## [TEXT SHOWN]
--- --- ---

BlogTechnology and KnowHow

Introduction to PostGIS

Symphony logo
Symphony
December 8th, 2021

In this article, we will cover some basics of PostGIS and what it can do, along with some tips and tricks that can be used to simplify solutions or improve performance. In short - PostGIS is a Postgres extension that adds support for storing and manipulating spatial data types. We would typically need to use spatial data storage when we are building software applications that store, manipulate and visualize data on a map. We can use Google Maps or similar applications as a good example of what a typical geospatial visualization software does.

Before we can use PostGIS functionalities, we need to install the extension in Postgres.

CREATE EXTENSION IF NOT EXISTS postgis;


Spatial Data Types

PostGIS supports a few different types of (geo)spatial data types. Most of them have “cousins” in the world of graphic design. But unlike graphic software, where coordinates of the objects are relative to a screen or a piece of paper, geospatial coordinates reference points on the surface of the Earth. That makes it possible to render such objects on the map, but also to analyze interactions between them. This will come in handy as we start using spatial objects and operations to solve real-world problems.

Vectors

Similar to graphic design software, spatial vector data supports basic geometrical shapes, like point, line string, and polygon. In addition to basic geometries, PostGIS supports some more advanced ones:

  • Multi-version of basic geometries - a homogeneous collection of points, line strings or, polygons
  • 3D versions of basic geometries - the same as basic geometries with the Z-coordinate added
  • Geometry collection - a collection of any geometries, ​​homogeneous or heterogeneous
  • Polyhedral surface - complex 3D surface

Maps and navigation applications heavily rely on vector objects to model features of the map. Looking at the screenshot below, most objects on Google Maps can be represented as polygons (e.g., buildings) or points (e.g., businesses) or lines (e.g., roads). When viewing a map in 3D mode, buildings are often represented as polyhedral surfaces.

To create a table using the “geometry” data type, we can run the statement below

CREATE TABLE building (

id UUID PRIMARY KEY,

geom geometry

);


This creates a table with column “geom” of type geometry which is a generic type for all vector objects. Think of it as a base class in the OOP world. That means that we can combine points, lines, polygons, and other vector objects in the same column. If we know in advance which geometries we will be dealing with, we can specify that as a part of the column type definition. In that case, PostGIS will not allow other geometry types to be inserted in the same column. This is always a preferred way of storing data, as some operations expect geometries to be of the same type.

CREATE TABLE building (

id UUID PRIMARY KEY,

geom geometry(Polygon)

);


Furthermore, we can also include the SRID (spatial reference identifier) in the column type definition, forcing all values to conform to the same SRID. SRID will be covered in more detail later.

CREATE TABLE building (

id UUID PRIMARY KEY,

geom geometry(Polygon,4326)

--- --- ---

## [GIVEN REQUEST 1]
Summarize the PostGIS introduction above in two sentences.
## [GIVEN REQUEST 2]
Write the next part of the PostGIS introduction above, picking up right after its final line.

## [SOURCE MATERIAL]
--- --- ---

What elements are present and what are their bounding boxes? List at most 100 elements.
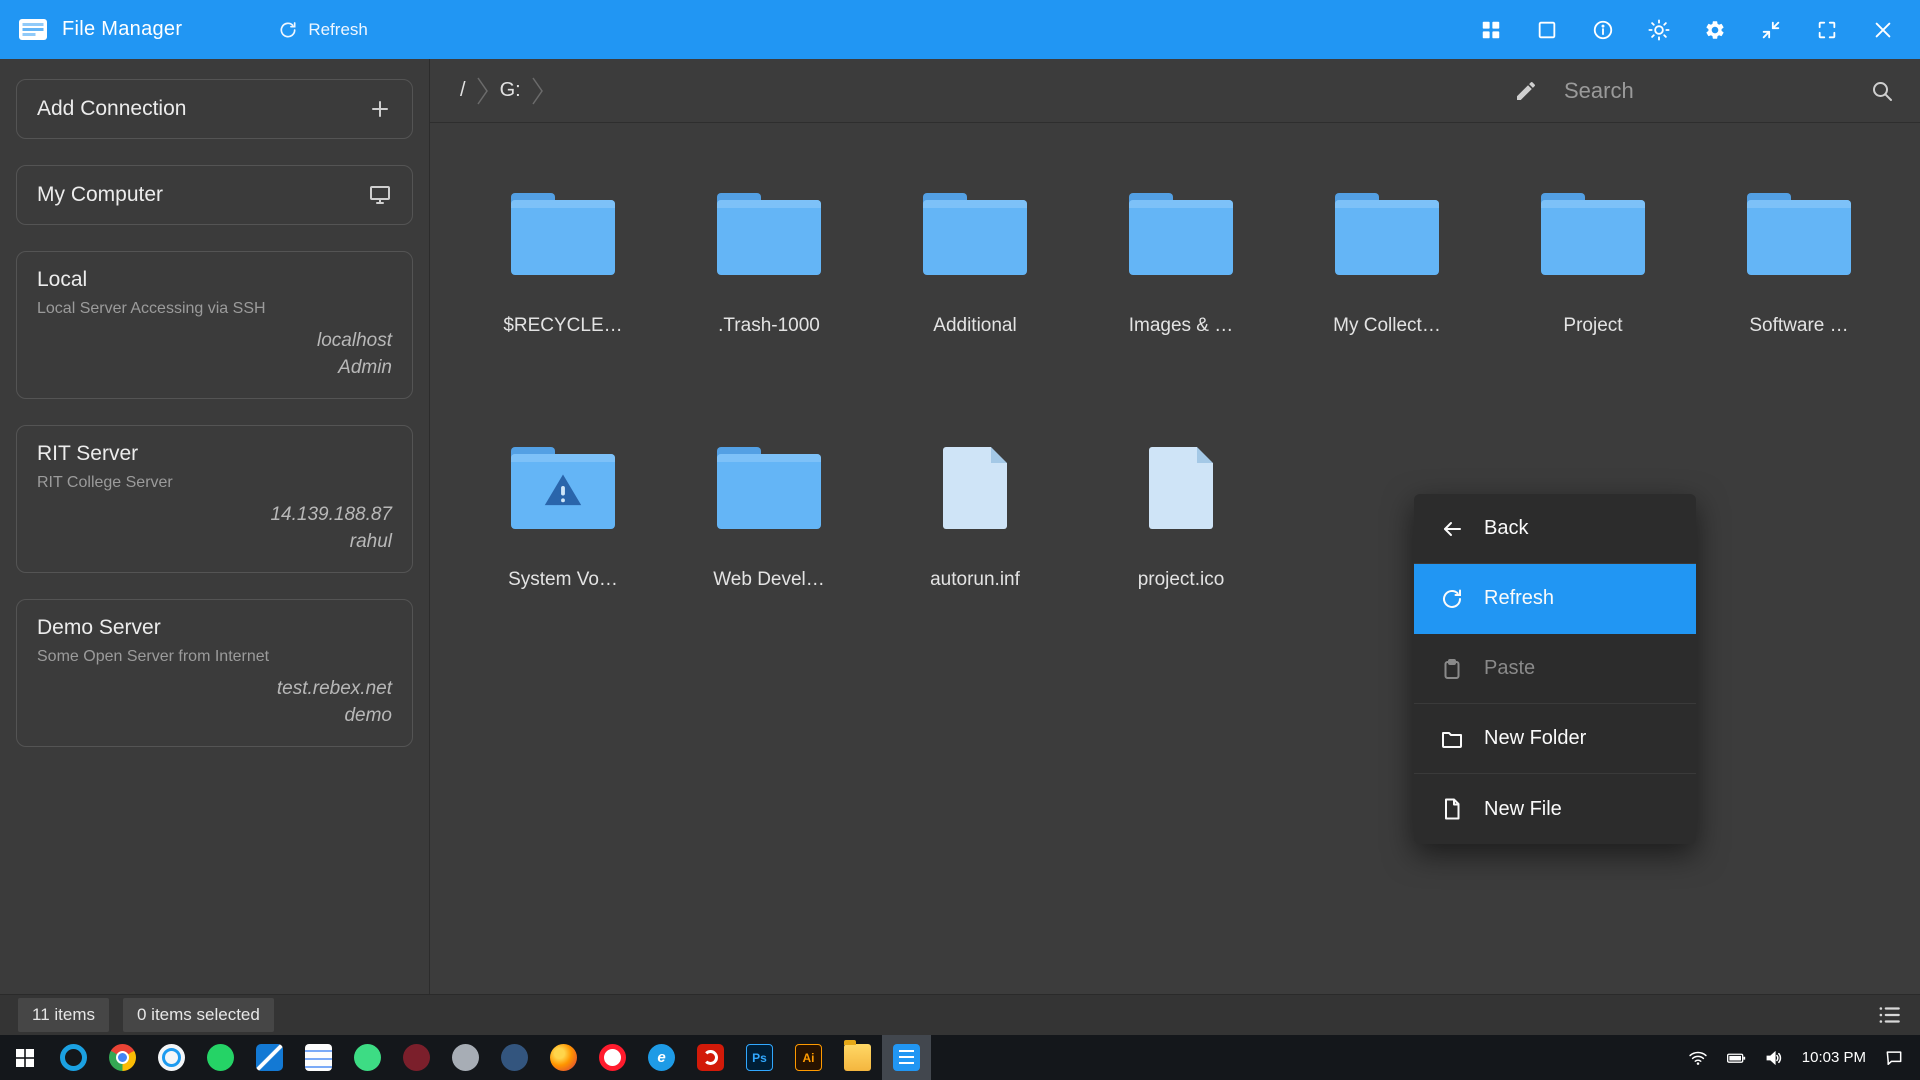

--- --- ---

## [FINAL ANSWER 1]
PostGIS is a Postgres extension that adds support for storing and manipulating spatial data types, and it has to be installed in Postgres before its functionalities can be used. It supports vector data such as points, line strings and polygons along with more advanced geometries, and a table column can use the generic geometry type or be limited to one geometry type and one SRID.

## [FINAL ANSWER 2]
);


Rasters

The spatial raster data type is also similar to its graphical design cousins (JPEG, PNG, TIFF, and other raster files we use in our daily lives), but there are some differences. 

  • Unlike the regular rasters, where one pixel is a dot on a screen or paper, spatial rasters have spatial resolution that defines pixel width and height. So each pixel of a spatial raster covers a uniformly sized rectangle on the map.
  • Spatial rasters have one or more bands, and each band has a matrix of values for all “pixels”. Data type of each band is set separately, and it can be almost any numeric type - binary (useful for masking), integers or floating-point values. In a way, it’s a generalization of the 24bit RGB rasters that we are used to working with in the graphical design world. A spatial equivalent of a 24bit RGB raster would be a 3-band raster where each band is defined as an unsigned 8bit int. However, with the flexibility of storing any numerical values in addition to colors, we can leverage rasters to store various information - terrain elevation, population density, vegetation information or metrics, etc.

Raster data support is included in a separate postgis extension that needs to be installed before we can work with rasters.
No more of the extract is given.